▶ **Exercise objective**:
Would you copy every one of the records below verbatim, line for line?
_ _ _ _ _ _ _
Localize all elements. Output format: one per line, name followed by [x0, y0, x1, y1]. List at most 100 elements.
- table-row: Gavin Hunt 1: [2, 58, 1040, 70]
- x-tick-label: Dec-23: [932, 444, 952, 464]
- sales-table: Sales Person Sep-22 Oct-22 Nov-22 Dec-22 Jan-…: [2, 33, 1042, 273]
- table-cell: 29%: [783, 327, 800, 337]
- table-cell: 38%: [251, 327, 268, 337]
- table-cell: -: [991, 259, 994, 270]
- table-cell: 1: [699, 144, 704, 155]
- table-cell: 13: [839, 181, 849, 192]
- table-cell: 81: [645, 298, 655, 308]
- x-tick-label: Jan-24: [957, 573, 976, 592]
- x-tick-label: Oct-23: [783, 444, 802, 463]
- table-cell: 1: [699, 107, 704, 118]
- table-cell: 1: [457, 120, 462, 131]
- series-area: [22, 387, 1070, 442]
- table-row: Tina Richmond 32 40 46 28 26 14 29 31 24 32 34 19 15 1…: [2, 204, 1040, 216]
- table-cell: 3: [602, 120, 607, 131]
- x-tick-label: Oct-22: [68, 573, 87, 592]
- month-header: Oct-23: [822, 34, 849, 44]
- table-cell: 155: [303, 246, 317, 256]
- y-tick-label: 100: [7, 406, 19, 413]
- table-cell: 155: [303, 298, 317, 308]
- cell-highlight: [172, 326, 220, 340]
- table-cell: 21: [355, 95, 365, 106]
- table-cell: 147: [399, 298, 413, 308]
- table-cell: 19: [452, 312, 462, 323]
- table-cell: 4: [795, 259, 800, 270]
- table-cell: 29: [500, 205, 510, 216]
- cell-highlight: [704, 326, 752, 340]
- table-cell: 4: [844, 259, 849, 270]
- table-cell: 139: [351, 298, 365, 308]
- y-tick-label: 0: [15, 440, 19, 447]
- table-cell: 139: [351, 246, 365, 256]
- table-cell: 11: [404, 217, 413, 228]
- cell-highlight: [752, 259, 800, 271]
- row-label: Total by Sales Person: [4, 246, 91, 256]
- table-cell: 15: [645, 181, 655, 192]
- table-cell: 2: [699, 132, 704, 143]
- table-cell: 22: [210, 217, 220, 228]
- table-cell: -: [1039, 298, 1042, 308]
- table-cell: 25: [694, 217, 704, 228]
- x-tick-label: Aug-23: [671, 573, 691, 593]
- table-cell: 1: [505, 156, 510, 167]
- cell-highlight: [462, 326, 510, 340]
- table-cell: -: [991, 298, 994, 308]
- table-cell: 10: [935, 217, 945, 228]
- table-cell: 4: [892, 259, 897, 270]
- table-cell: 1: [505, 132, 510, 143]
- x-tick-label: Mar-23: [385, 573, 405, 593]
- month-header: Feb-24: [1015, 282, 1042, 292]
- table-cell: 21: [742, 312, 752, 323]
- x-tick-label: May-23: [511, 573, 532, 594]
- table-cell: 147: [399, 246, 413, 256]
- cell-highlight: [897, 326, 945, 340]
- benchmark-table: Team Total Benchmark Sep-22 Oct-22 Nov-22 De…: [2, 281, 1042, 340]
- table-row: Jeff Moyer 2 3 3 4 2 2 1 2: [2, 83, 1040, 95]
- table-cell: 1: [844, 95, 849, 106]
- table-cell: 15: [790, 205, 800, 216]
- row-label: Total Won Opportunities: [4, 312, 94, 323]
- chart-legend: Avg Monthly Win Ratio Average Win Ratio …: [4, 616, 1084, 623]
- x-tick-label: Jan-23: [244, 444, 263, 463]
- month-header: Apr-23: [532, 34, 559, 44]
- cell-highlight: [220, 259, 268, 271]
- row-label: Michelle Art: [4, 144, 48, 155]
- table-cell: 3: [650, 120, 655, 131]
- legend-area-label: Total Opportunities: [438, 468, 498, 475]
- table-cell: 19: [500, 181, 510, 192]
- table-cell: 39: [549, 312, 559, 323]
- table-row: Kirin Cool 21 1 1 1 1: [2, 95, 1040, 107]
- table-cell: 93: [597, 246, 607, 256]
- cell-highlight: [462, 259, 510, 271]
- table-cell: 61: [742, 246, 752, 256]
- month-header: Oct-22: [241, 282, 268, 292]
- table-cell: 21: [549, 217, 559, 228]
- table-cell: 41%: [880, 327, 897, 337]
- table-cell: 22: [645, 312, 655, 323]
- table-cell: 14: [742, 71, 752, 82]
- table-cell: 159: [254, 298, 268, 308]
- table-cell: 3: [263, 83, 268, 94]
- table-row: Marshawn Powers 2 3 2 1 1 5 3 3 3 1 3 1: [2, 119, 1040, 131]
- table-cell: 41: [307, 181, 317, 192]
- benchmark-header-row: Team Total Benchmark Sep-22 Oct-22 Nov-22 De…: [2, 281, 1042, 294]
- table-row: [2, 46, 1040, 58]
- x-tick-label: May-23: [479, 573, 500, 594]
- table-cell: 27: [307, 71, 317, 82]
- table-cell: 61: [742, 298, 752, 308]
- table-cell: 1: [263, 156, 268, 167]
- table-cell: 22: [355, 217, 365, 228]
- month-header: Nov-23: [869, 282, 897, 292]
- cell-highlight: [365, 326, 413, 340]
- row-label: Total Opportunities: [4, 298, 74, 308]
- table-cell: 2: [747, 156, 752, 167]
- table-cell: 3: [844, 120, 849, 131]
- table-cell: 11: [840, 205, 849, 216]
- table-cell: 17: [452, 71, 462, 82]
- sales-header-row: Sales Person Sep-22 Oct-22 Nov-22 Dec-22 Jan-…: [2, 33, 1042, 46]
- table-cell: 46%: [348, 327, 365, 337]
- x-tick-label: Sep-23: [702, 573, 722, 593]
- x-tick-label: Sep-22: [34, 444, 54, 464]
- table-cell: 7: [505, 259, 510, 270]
_ _ _ _ _ _ _
▶ **Response to this exercise**:
Localize all elements. Output format: one per line, name followed by [x0, y0, x1, y1]. List at most 100 elements.
- table-row: Gavin Hunt 1: [2, 58, 1040, 70]
- x-tick-label: Dec-23: [932, 444, 952, 464]
- sales-table: Sales Person Sep-22 Oct-22 Nov-22 Dec-22 Jan-…: [2, 33, 1042, 273]
- table-cell: 29%: [783, 327, 800, 337]
- table-cell: 38%: [251, 327, 268, 337]
- table-cell: -: [991, 259, 994, 270]
- table-cell: 1: [699, 144, 704, 155]
- table-cell: 13: [839, 181, 849, 192]
- table-cell: 81: [645, 298, 655, 308]
- x-tick-label: Jan-24: [957, 573, 976, 592]
- x-tick-label: Oct-23: [783, 444, 802, 463]
- table-cell: 1: [699, 107, 704, 118]
- table-cell: 1: [457, 120, 462, 131]
- series-area: [22, 387, 1070, 442]
- table-row: Tina Richmond 32 40 46 28 26 14 29 31 24 32 34 19 15 1…: [2, 204, 1040, 216]
- table-cell: 3: [602, 120, 607, 131]
- x-tick-label: Oct-22: [68, 573, 87, 592]
- month-header: Oct-23: [822, 34, 849, 44]
- table-cell: 155: [303, 246, 317, 256]
- y-tick-label: 100: [7, 406, 19, 413]
- table-cell: 155: [303, 298, 317, 308]
- cell-highlight: [172, 326, 220, 340]
- table-cell: 21: [355, 95, 365, 106]
- table-cell: 147: [399, 298, 413, 308]
- table-cell: 19: [452, 312, 462, 323]
- table-cell: 4: [795, 259, 800, 270]
- table-cell: 29: [500, 205, 510, 216]
- cell-highlight: [704, 326, 752, 340]
- table-cell: 4: [844, 259, 849, 270]
- table-cell: 139: [351, 298, 365, 308]
- y-tick-label: 0: [15, 440, 19, 447]
- table-cell: 139: [351, 246, 365, 256]
- table-cell: 11: [404, 217, 413, 228]
- cell-highlight: [752, 259, 800, 271]
- row-label: Total by Sales Person: [4, 246, 91, 256]
- table-cell: 15: [645, 181, 655, 192]
- table-cell: 2: [699, 132, 704, 143]
- table-cell: 22: [210, 217, 220, 228]
- table-cell: -: [1039, 298, 1042, 308]
- table-cell: 25: [694, 217, 704, 228]
- x-tick-label: Aug-23: [671, 573, 691, 593]
- table-cell: 1: [505, 156, 510, 167]
- cell-highlight: [462, 326, 510, 340]
- table-cell: -: [991, 298, 994, 308]
- table-cell: 10: [935, 217, 945, 228]
- table-cell: 4: [892, 259, 897, 270]
- table-cell: 1: [505, 132, 510, 143]
- x-tick-label: Mar-23: [385, 573, 405, 593]
- month-header: Feb-24: [1015, 282, 1042, 292]
- table-cell: 21: [742, 312, 752, 323]
- x-tick-label: May-23: [511, 573, 532, 594]
- table-cell: 147: [399, 246, 413, 256]
- cell-highlight: [897, 326, 945, 340]
- benchmark-table: Team Total Benchmark Sep-22 Oct-22 Nov-22 De…: [2, 281, 1042, 340]
- table-row: Jeff Moyer 2 3 3 4 2 2 1 2: [2, 83, 1040, 95]
- table-cell: 1: [844, 95, 849, 106]
- table-cell: 15: [790, 205, 800, 216]
- row-label: Total Won Opportunities: [4, 312, 94, 323]
- chart-legend: Avg Monthly Win Ratio Average Win Ratio …: [4, 616, 1084, 623]
- x-tick-label: Jan-23: [244, 444, 263, 463]
- month-header: Apr-23: [532, 34, 559, 44]
- cell-highlight: [220, 259, 268, 271]
- row-label: Michelle Art: [4, 144, 48, 155]
- table-cell: 3: [650, 120, 655, 131]
- legend-area-label: Total Opportunities: [438, 468, 498, 475]
- table-cell: 19: [500, 181, 510, 192]
- table-cell: 39: [549, 312, 559, 323]
- table-row: Kirin Cool 21 1 1 1 1: [2, 95, 1040, 107]
- table-cell: 93: [597, 246, 607, 256]
- cell-highlight: [462, 259, 510, 271]
- table-cell: 61: [742, 246, 752, 256]
- month-header: Oct-22: [241, 282, 268, 292]
- table-cell: 21: [549, 217, 559, 228]
- table-cell: 41%: [880, 327, 897, 337]
- table-cell: 22: [645, 312, 655, 323]
- table-cell: 14: [742, 71, 752, 82]
- table-cell: 159: [254, 298, 268, 308]
- table-cell: 3: [263, 83, 268, 94]
- table-row: Marshawn Powers 2 3 2 1 1 5 3 3 3 1 3 1: [2, 119, 1040, 131]
- table-cell: 41: [307, 181, 317, 192]
- benchmark-header-row: Team Total Benchmark Sep-22 Oct-22 Nov-22 De…: [2, 281, 1042, 294]
- table-row: [2, 46, 1040, 58]
- x-tick-label: May-23: [479, 573, 500, 594]
- table-cell: 27: [307, 71, 317, 82]
- table-cell: 61: [742, 298, 752, 308]
- table-cell: 1: [263, 156, 268, 167]
- table-cell: 22: [355, 217, 365, 228]
- month-header: Nov-23: [869, 282, 897, 292]
- cell-highlight: [365, 326, 413, 340]
- row-label: Total Opportunities: [4, 298, 74, 308]
- table-cell: 2: [747, 156, 752, 167]
- table-cell: 3: [844, 120, 849, 131]
- table-cell: 11: [840, 205, 849, 216]
- table-cell: 17: [452, 71, 462, 82]
- sales-header-row: Sales Person Sep-22 Oct-22 Nov-22 Dec-22 Jan-…: [2, 33, 1042, 46]
- table-cell: 46%: [348, 327, 365, 337]
- x-tick-label: Sep-23: [702, 573, 722, 593]
- x-tick-label: Sep-22: [34, 444, 54, 464]
- table-cell: 7: [505, 259, 510, 270]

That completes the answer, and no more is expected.